### What to do
Provide only the number of lines below that contain the word "document".

── Information

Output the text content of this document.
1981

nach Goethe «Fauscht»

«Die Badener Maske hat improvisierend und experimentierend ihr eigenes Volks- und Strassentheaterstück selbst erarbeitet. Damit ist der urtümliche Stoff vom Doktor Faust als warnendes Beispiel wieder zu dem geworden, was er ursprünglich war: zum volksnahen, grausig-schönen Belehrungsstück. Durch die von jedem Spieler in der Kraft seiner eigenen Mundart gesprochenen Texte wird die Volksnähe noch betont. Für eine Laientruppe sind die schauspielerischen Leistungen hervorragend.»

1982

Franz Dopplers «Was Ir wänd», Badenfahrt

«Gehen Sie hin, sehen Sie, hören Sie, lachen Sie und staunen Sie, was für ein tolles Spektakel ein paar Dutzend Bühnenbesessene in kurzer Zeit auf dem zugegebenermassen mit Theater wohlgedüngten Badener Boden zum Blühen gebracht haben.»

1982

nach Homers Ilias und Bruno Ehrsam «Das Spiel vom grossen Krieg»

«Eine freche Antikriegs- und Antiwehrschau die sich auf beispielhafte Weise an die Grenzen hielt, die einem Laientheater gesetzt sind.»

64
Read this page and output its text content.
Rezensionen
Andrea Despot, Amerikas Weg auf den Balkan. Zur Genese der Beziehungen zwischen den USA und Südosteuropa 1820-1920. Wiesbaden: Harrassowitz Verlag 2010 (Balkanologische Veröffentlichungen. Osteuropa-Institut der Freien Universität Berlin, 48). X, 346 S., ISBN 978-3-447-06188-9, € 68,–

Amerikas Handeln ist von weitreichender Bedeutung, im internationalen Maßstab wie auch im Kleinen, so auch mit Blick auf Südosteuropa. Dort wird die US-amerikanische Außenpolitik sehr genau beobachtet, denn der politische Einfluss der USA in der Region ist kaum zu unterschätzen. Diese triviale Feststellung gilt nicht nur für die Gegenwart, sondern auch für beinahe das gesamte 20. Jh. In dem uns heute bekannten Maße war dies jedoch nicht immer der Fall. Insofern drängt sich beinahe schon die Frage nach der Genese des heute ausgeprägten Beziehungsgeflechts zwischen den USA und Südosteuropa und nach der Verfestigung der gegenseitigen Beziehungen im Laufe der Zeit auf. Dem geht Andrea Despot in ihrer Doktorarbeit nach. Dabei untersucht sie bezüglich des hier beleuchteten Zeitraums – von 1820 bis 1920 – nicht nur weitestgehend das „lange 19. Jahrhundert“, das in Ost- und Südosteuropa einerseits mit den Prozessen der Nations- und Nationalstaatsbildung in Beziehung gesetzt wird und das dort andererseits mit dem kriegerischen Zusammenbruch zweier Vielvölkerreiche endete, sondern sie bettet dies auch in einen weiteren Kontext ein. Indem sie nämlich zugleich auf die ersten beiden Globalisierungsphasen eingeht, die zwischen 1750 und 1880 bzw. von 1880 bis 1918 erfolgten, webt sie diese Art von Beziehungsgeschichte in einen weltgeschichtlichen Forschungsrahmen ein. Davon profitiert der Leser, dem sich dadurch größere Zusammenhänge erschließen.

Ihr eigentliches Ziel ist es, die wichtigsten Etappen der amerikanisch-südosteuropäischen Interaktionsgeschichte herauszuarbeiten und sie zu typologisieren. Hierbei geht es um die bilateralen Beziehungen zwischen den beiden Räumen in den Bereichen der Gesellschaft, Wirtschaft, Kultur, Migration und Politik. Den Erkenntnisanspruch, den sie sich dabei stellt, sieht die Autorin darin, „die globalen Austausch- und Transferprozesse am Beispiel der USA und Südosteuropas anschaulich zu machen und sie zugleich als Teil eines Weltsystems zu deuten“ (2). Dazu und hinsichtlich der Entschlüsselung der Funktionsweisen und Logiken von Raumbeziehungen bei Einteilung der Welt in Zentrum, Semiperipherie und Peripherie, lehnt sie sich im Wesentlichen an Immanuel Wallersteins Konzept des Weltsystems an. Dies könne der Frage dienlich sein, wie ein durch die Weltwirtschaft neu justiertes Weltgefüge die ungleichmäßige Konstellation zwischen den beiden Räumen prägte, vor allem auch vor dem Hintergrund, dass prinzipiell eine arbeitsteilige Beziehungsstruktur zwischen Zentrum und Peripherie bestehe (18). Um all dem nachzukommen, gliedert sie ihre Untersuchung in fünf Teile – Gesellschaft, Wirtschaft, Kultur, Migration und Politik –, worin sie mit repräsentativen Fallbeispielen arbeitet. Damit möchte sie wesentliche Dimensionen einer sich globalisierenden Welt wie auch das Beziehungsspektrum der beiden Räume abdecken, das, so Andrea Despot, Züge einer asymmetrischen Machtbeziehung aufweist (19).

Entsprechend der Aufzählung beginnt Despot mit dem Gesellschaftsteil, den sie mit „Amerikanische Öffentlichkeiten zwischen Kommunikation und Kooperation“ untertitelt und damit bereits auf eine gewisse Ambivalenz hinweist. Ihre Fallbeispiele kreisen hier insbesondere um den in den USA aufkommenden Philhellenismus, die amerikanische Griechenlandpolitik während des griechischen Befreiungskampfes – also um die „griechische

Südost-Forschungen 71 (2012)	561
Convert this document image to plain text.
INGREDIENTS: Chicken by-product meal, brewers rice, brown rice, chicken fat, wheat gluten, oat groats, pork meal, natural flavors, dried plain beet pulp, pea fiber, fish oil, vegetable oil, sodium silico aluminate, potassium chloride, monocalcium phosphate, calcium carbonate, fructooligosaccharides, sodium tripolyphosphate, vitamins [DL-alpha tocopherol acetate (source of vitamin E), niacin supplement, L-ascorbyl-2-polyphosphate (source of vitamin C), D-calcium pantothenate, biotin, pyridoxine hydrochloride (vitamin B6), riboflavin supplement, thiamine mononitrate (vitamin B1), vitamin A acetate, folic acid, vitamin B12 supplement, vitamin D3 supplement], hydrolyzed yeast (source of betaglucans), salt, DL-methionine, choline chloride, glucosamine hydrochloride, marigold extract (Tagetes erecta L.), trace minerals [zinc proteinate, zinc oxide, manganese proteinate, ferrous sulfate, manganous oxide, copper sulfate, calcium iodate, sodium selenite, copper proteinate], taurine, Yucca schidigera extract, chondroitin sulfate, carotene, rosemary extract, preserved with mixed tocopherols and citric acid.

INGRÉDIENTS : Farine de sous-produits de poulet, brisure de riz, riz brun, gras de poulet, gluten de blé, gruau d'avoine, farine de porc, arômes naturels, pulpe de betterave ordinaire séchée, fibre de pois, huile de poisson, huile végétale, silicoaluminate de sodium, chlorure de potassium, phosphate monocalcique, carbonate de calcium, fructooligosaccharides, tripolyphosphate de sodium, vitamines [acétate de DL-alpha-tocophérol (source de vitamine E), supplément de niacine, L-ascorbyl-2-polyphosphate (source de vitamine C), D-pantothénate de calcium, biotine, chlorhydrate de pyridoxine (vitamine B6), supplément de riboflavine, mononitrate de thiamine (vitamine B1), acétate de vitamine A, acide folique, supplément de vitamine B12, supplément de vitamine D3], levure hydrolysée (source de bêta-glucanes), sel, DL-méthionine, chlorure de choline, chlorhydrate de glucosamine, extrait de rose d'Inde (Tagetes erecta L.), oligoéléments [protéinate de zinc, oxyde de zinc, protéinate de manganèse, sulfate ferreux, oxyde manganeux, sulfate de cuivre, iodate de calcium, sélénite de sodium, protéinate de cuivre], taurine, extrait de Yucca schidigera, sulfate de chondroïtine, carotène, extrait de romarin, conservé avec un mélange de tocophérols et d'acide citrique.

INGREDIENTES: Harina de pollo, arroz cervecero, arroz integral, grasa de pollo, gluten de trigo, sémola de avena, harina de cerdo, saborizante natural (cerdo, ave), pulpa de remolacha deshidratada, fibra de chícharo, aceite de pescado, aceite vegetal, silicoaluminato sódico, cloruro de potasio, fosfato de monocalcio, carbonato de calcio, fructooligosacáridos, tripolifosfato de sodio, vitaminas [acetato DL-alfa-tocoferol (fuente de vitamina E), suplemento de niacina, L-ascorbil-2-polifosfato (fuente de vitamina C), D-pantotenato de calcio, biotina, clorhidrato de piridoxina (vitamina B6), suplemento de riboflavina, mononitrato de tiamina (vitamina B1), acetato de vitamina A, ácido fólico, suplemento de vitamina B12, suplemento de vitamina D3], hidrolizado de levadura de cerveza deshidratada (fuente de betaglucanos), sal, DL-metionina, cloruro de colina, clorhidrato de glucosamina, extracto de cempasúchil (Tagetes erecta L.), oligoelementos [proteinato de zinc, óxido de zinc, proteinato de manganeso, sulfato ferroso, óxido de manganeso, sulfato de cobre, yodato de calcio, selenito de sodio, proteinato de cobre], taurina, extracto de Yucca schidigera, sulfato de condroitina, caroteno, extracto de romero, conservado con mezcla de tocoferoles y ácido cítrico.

────

### Written response
2